■ **WHAT YOU SHOULD DO**: Lines that include the word "портале" are the ones to copy.

Extracted data entries
..........

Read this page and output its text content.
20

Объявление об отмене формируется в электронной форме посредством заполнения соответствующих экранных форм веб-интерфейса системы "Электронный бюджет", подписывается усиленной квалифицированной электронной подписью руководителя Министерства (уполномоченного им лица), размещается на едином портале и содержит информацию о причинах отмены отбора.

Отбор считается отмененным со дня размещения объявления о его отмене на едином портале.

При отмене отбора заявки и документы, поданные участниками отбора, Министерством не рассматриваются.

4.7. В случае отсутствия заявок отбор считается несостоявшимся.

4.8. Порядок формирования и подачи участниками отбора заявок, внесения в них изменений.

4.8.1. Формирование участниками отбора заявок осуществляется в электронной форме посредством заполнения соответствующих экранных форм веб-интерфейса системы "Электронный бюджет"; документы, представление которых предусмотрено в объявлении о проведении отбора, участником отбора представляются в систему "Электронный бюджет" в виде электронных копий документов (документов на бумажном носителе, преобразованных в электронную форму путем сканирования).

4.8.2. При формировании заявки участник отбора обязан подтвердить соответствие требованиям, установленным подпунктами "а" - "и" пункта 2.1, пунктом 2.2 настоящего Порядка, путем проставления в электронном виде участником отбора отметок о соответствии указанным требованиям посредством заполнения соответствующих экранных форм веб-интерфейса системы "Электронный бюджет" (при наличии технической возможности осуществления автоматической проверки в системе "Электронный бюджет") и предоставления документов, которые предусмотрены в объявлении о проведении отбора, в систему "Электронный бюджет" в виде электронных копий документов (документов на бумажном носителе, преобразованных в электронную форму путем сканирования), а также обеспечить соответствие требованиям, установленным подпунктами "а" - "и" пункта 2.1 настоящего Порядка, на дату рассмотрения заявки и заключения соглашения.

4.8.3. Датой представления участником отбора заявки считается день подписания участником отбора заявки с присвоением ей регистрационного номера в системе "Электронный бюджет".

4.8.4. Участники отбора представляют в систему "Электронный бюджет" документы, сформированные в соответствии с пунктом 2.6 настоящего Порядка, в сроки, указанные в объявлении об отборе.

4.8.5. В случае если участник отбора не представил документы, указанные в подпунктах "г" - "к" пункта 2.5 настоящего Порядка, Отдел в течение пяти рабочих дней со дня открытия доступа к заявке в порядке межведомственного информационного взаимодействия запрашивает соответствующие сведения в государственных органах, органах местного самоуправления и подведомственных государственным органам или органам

..........

■ **OUTPUT BELOW**:
Объявление об отмене формируется в электронной форме посредством заполнения соответствующих экранных форм веб-интерфейса системы "Электронный бюджет", подписывается усиленной квалифицированной электронной подписью руководителя Министерства (уполномоченного им лица), размещается на едином портале и содержит информацию о причинах отмены отбора.
Отбор считается отмененным со дня размещения объявления о его отмене на едином портале.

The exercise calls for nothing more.